EXERCISE DETAILS: Repeat each line exactly as it is written.

(Figure collection entries)
* BEGIN *
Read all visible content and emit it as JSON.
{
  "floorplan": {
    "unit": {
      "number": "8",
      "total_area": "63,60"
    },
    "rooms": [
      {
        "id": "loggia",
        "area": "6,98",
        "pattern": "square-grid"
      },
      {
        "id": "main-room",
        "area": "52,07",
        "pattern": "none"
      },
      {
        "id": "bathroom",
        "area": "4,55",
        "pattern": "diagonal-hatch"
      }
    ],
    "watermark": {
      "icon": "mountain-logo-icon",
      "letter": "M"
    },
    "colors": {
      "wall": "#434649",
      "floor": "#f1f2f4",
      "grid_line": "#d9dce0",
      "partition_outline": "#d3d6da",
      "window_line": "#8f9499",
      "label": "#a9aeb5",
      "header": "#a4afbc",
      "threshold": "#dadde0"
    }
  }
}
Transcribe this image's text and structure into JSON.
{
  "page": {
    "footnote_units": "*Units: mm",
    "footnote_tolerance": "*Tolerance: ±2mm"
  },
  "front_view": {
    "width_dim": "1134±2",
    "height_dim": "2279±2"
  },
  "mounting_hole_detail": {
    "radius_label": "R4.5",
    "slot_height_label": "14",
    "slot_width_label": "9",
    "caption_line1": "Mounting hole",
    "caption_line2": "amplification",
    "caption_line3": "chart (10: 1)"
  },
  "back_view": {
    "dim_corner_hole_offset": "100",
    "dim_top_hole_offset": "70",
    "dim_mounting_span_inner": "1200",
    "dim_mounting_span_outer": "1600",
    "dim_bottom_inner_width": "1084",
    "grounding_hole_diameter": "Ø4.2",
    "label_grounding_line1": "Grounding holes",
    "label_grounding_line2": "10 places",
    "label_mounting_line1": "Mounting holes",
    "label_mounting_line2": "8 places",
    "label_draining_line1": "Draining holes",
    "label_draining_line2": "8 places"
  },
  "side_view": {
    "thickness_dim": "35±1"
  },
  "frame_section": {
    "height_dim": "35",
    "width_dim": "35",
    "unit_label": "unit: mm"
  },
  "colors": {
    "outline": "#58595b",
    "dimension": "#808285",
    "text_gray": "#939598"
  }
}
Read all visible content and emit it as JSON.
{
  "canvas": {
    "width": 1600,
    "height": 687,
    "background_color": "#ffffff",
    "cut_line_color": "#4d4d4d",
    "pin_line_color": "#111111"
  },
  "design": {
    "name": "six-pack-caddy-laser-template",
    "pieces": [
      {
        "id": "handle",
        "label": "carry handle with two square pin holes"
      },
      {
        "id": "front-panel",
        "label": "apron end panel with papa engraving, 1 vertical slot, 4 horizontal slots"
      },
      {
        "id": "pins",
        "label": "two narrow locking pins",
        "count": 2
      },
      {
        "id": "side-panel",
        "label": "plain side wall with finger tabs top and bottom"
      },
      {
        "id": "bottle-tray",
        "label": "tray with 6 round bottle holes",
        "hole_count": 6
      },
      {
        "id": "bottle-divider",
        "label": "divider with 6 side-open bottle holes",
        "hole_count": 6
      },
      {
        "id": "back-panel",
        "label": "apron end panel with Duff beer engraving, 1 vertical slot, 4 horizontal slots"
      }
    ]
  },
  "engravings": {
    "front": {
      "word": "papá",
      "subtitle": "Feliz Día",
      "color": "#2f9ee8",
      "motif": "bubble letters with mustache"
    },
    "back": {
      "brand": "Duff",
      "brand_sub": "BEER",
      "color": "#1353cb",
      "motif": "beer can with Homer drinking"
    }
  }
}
* END *
EXERCISE SOLUTION:
Read all visible content and emit it as JSON.
{
  "floorplan": {
    "unit": {
      "number": "8",
      "total_area": "63,60"
    },
    "rooms": [
      {
        "id": "loggia",
        "area": "6,98",
        "pattern": "square-grid"
      },
      {
        "id": "main-room",
        "area": "52,07",
        "pattern": "none"
      },
      {
        "id": "bathroom",
        "area": "4,55",
        "pattern": "diagonal-hatch"
      }
    ],
    "watermark": {
      "icon": "mountain-logo-icon",
      "letter": "M"
    },
    "colors": {
      "wall": "#434649",
      "floor": "#f1f2f4",
      "grid_line": "#d9dce0",
      "partition_outline": "#d3d6da",
      "window_line": "#8f9499",
      "label": "#a9aeb5",
      "header": "#a4afbc",
      "threshold": "#dadde0"
    }
  }
}
Transcribe this image's text and structure into JSON.
{
  "page": {
    "footnote_units": "*Units: mm",
    "footnote_tolerance": "*Tolerance: ±2mm"
  },
  "front_view": {
    "width_dim": "1134±2",
    "height_dim": "2279±2"
  },
  "mounting_hole_detail": {
    "radius_label": "R4.5",
    "slot_height_label": "14",
    "slot_width_label": "9",
    "caption_line1": "Mounting hole",
    "caption_line2": "amplification",
    "caption_line3": "chart (10: 1)"
  },
  "back_view": {
    "dim_corner_hole_offset": "100",
    "dim_top_hole_offset": "70",
    "dim_mounting_span_inner": "1200",
    "dim_mounting_span_outer": "1600",
    "dim_bottom_inner_width": "1084",
    "grounding_hole_diameter": "Ø4.2",
    "label_grounding_line1": "Grounding holes",
    "label_grounding_line2": "10 places",
    "label_mounting_line1": "Mounting holes",
    "label_mounting_line2": "8 places",
    "label_draining_line1": "Draining holes",
    "label_draining_line2": "8 places"
  },
  "side_view": {
    "thickness_dim": "35±1"
  },
  "frame_section": {
    "height_dim": "35",
    "width_dim": "35",
    "unit_label": "unit: mm"
  },
  "colors": {
    "outline": "#58595b",
    "dimension": "#808285",
    "text_gray": "#939598"
  }
}
Read all visible content and emit it as JSON.
{
  "canvas": {
    "width": 1600,
    "height": 687,
    "background_color": "#ffffff",
    "cut_line_color": "#4d4d4d",
    "pin_line_color": "#111111"
  },
  "design": {
    "name": "six-pack-caddy-laser-template",
    "pieces": [
      {
        "id": "handle",
        "label": "carry handle with two square pin holes"
      },
      {
        "id": "front-panel",
        "label": "apron end panel with papa engraving, 1 vertical slot, 4 horizontal slots"
      },
      {
        "id": "pins",
        "label": "two narrow locking pins",
        "count": 2
      },
      {
        "id": "side-panel",
        "label": "plain side wall with finger tabs top and bottom"
      },
      {
        "id": "bottle-tray",
        "label": "tray with 6 round bottle holes",
        "hole_count": 6
      },
      {
        "id": "bottle-divider",
        "label": "divider with 6 side-open bottle holes",
        "hole_count": 6
      },
      {
        "id": "back-panel",
        "label": "apron end panel with Duff beer engraving, 1 vertical slot, 4 horizontal slots"
      }
    ]
  },
  "engravings": {
    "front": {
      "word": "papá",
      "subtitle": "Feliz Día",
      "color": "#2f9ee8",
      "motif": "bubble letters with mustache"
    },
    "back": {
      "brand": "Duff",
      "brand_sub": "BEER",
      "color": "#1353cb",
      "motif": "beer can with Homer drinking"
    }
  }
}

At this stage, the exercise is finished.